*Request*
Continue the Chapter 23 summary below, beginning immediately after its final sentence.

*Extracted text*
┄┄┄┄┄┄┄┄┄┄
Summary: Chapter 23
After receiving the phone call, Humbert races outside
to discover Charlotte dead. She had tripped on the wet cement and
fallen into the path of a car, which was swerving to avoid hitting
a dog. Humbert quietly retrieves the letters she had been planning
to mail and tears them up. The Farlows arrive, and Humbert begins
drinking. That night, Humbert reads the letters, one of which is
addressed to Lolita, one to a reformatory school where Charlotte
planned to send Lolita, and one to Humbert himself. Later, Humbert
implies to John and Jean Farlow that he and Charlotte had an affair
many years ago, when he was still married to Valeria. Jean rushes
to the conclusion that Humbert is Lolita’s real father. Humbert
asks them not to tell Lolita of her mother’s death, so as not to
ruin her time at camp. He tells them of his plans to take her away
on a trip.
┄┄┄┄┄┄┄┄┄┄
*Entries supplied*
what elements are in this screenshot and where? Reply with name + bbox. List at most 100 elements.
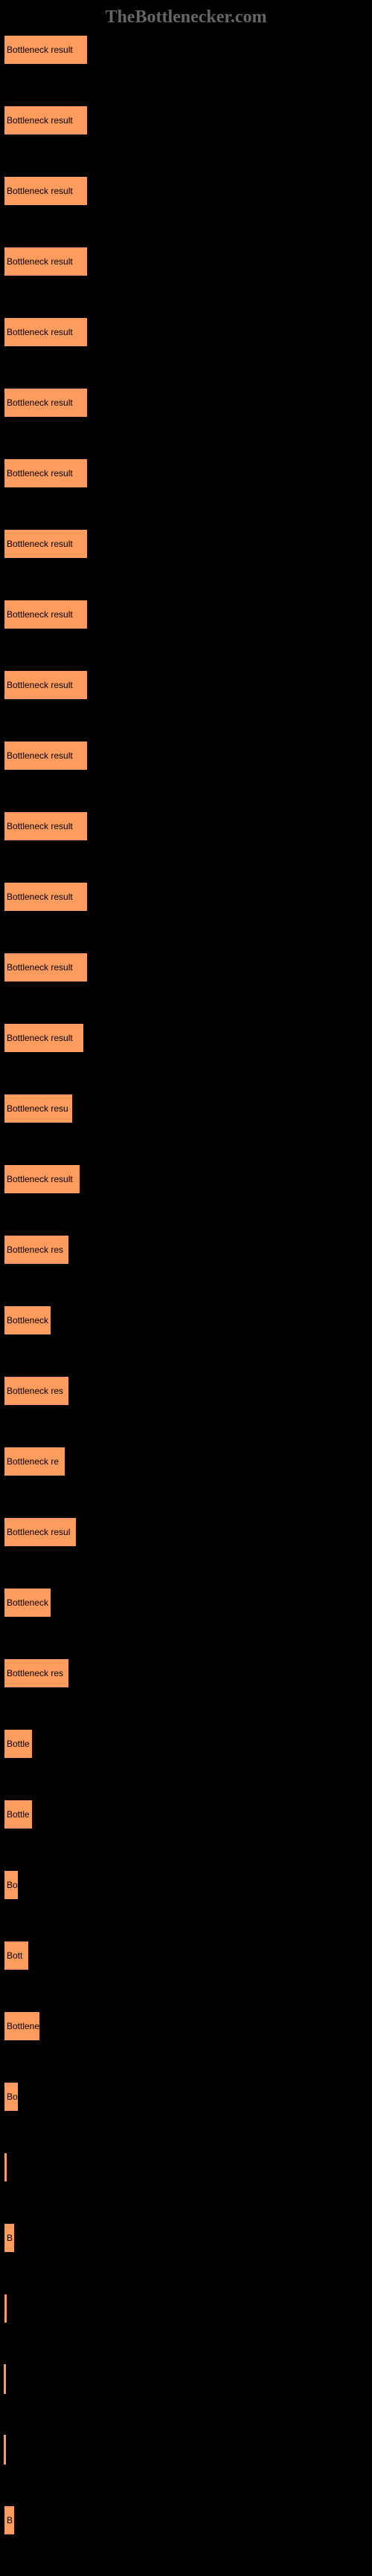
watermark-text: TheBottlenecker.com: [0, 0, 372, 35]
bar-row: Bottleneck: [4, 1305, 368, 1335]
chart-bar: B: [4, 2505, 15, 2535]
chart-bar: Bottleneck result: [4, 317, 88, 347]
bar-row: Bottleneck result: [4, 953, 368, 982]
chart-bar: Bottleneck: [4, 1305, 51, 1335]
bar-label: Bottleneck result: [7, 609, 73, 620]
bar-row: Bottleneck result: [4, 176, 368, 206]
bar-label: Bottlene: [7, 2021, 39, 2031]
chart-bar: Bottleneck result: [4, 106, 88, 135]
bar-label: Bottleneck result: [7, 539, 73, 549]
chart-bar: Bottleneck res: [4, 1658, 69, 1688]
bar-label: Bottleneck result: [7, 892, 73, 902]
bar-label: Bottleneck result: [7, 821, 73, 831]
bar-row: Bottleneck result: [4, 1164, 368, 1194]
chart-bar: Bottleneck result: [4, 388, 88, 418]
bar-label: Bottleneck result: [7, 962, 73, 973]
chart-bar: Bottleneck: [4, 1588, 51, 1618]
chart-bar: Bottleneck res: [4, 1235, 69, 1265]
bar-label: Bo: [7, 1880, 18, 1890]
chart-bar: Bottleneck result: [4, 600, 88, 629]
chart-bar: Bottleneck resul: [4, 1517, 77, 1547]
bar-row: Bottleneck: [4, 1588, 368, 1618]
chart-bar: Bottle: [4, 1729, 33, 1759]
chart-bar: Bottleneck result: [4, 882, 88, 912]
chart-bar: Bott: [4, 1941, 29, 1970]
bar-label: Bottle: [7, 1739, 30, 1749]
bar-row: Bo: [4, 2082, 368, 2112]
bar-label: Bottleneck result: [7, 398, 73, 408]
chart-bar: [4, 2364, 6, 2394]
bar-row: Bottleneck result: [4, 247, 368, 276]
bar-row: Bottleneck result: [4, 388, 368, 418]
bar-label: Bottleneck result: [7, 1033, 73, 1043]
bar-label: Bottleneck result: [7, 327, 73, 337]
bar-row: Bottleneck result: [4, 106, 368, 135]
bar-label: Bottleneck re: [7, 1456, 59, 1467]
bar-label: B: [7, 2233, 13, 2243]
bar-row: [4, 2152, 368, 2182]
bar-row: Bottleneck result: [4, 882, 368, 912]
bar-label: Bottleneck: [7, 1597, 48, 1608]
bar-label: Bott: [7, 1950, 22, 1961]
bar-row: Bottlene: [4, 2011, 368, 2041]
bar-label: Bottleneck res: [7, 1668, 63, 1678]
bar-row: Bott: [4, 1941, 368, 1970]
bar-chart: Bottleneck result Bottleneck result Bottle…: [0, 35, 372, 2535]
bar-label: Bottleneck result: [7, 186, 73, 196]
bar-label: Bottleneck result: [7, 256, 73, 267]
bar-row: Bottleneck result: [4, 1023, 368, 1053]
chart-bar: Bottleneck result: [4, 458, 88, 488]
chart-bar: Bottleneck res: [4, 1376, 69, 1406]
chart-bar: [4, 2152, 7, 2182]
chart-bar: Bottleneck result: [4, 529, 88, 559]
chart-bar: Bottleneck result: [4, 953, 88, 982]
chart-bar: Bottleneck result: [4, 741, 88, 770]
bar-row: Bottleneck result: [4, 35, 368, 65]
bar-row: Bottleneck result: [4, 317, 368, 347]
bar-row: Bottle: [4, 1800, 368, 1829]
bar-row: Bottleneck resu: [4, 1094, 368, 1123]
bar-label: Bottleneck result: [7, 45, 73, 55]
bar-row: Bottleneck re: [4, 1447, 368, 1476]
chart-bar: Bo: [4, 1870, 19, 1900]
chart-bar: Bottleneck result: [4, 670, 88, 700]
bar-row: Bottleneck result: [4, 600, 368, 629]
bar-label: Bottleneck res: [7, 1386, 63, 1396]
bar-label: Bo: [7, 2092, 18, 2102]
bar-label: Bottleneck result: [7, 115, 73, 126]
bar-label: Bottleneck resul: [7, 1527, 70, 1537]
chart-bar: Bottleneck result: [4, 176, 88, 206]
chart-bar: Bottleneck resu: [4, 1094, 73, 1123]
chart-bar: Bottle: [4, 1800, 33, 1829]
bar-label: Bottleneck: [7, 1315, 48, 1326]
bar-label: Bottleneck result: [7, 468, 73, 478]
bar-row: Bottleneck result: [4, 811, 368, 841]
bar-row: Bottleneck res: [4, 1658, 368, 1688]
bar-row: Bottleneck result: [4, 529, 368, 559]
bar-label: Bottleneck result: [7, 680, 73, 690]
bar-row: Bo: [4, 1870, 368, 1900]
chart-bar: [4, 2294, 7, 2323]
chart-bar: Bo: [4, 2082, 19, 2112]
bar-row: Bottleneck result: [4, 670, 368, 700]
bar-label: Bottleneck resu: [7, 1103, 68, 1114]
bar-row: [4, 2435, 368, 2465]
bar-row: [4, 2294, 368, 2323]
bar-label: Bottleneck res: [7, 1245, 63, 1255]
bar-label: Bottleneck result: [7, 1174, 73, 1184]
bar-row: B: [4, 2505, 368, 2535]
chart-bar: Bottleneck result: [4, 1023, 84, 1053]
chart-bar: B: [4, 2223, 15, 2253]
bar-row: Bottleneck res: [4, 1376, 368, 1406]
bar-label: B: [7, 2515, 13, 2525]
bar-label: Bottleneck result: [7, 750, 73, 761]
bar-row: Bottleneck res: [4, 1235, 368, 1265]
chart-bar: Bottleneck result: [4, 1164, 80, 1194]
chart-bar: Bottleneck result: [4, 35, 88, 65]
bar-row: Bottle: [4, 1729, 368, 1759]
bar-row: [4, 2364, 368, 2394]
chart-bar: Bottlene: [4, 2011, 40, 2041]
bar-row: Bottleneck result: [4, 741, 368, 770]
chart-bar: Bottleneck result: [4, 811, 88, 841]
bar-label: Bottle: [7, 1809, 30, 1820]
┄┄┄┄┄┄┄┄┄┄
*Output for this exercise*
Summary: Chapter 24
The driver of the car that killed Charlotte, Mr. Frederick
Beale, Jr., comes to apologize but states that Charlotte was at
fault. Humbert agrees. In private, Humbert feels guilty over not
having destroyed his journal, and weeps. The next day, as Humbert
leaves to get Lolita, Jean, who has become very attracted to him,
kisses him passionately.
Summary: Chapter 25
Humbert muses on the coincidences that have brought him
to Lolita but doesn’t allow himself to become too excited by the
thought of being with her. Trying to plan how to steal Lolita away
without looking suspicious, Humbert becomes plagued by doubts. He
plans to take her out of the camp by claiming that her mother has
fallen sick, but he can’t be sure that Lolita hasn’t already heard
about Charlotte’s death. Unfortunately, Lolita has gone on a hike
and won’t return for two days. Humbert buys Lolita many presents, including
clothing, as he knows her measurements almost by heart. He also
makes a reservation at a hotel called the Enchanted Hunters, which
Charlotte had mentioned to him before her death.
Summary: Chapter 26
Humbert, worn down by prison life, considers abandoning
his account. He writes Lolita’s name out several times, and then
commands the person who will eventually print his novel to keep
repeating her name until the page is full.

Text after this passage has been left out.